> Document section:

┏━━

By default, this searches for any categories containing your search term: eg, Tudor will also find Tudors, Tudor History, etc. Check the 'exact' box to restrict searching to categories exactly matching your search. All searches are case-insensitive.

This is a search for tags/categories assigned to blog posts by their authors. The terminology used for post tags varies across different blog platforms, but WordPress tags and categories, Blogspot labels, and Tumblr tags are all included.

This search feature has a number of purposes:

1. to give site users improved access to the content EMC has been aggregating since August 2012, so they can look for bloggers posting on topics they're interested in, explore what's happening in the early modern blogosphere, and so on.

2. to facilitate and encourage the proactive use of post categories/tags by groups of bloggers with shared interests. All searches can be bookmarked for reference, making it possible to create useful resources of blogging about specific news, topics, conferences, etc, in a similar fashion to Twitter hashtags. Bloggers could agree on a shared tag for posts, or an event organiser could announce one in advance, as is often done with Twitter hashtags.

Caveats and Work in Progress

This does not search post content, and it will not find any informal keywords/hashtags within the body of posts.

If EMC doesn't find any <category> tags for a post in the RSS feed it is classified as uncategorized. These and any <category> 'uncategorized' from the feed are omitted from search results. (It should always be borne in mind that some bloggers never use any kind of category or tag at all.)

This will not be a 'real time' search, although EMC updates content every few hours so it's never very far behind events.

┗━━

> Record excerpts:
┏━━

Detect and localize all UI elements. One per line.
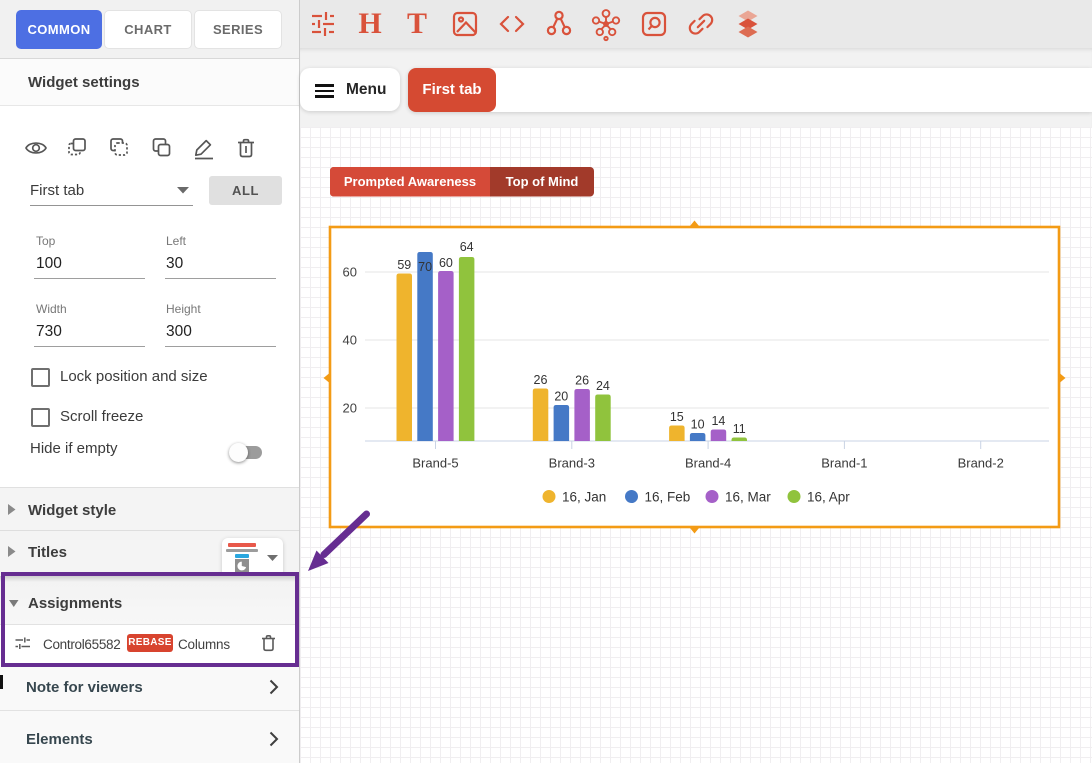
svg-text:26: 26 [534, 373, 548, 387]
svg-text:59: 59 [397, 258, 411, 272]
svg-text:Brand-4: Brand-4 [685, 456, 731, 471]
svg-text:T: T [407, 7, 427, 40]
svg-text:Brand-2: Brand-2 [958, 456, 1004, 471]
svg-text:40: 40 [343, 333, 357, 348]
svg-text:10: 10 [691, 418, 705, 432]
svg-text:Prompted Awareness: Prompted Awareness [344, 174, 476, 189]
svg-text:Top of Mind: Top of Mind [506, 174, 579, 189]
svg-text:20: 20 [343, 401, 357, 416]
svg-text:Brand-3: Brand-3 [549, 456, 595, 471]
svg-text:Brand-1: Brand-1 [821, 456, 867, 471]
svg-text:64: 64 [460, 240, 474, 254]
svg-text:15: 15 [670, 410, 684, 424]
svg-text:26: 26 [575, 374, 589, 388]
svg-text:16, Feb: 16, Feb [645, 490, 691, 505]
svg-text:60: 60 [343, 265, 357, 280]
svg-text:11: 11 [733, 422, 746, 436]
svg-text:70: 70 [418, 260, 432, 274]
svg-text:H: H [358, 7, 381, 40]
svg-text:16, Jan: 16, Jan [562, 490, 606, 505]
svg-text:24: 24 [596, 379, 610, 393]
svg-text:60: 60 [439, 256, 453, 270]
svg-text:16, Apr: 16, Apr [807, 490, 850, 505]
svg-text:Brand-5: Brand-5 [412, 456, 458, 471]
svg-text:16, Mar: 16, Mar [725, 490, 771, 505]
svg-text:14: 14 [711, 414, 725, 428]
svg-text:20: 20 [554, 390, 568, 404]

┗━━

> Set of tasks:
- A) In the text on the blog tag search, rewrite the paragraph beginning "This is a search for tags/categories" more briefly while keeping its main facts.
- B) Return the part of the records that begins with the line containing "svg-text:26: 26 [534, 373, 548, 387]" and ends with the line containing "svg-text:Top of Mind: Top", both included, and nothing else.

> Response list:
- A) The feature searches the tags and categories that authors assign to blog posts. Blog platforms name post tags differently, but the search covers WordPress tags and categories, Blogspot labels, and Tumblr tags.

- B)
svg-text:26: 26 [534, 373, 548, 387]
svg-text:59: 59 [397, 258, 411, 272]
svg-text:Brand-4: Brand-4 [685, 456, 731, 471]
svg-text:T: T [407, 7, 427, 40]
svg-text:Brand-2: Brand-2 [958, 456, 1004, 471]
svg-text:40: 40 [343, 333, 357, 348]
svg-text:10: 10 [691, 418, 705, 432]
svg-text:Prompted Awareness: Prompted Awareness [344, 174, 476, 189]
svg-text:Top of Mind: Top of Mind [506, 174, 579, 189]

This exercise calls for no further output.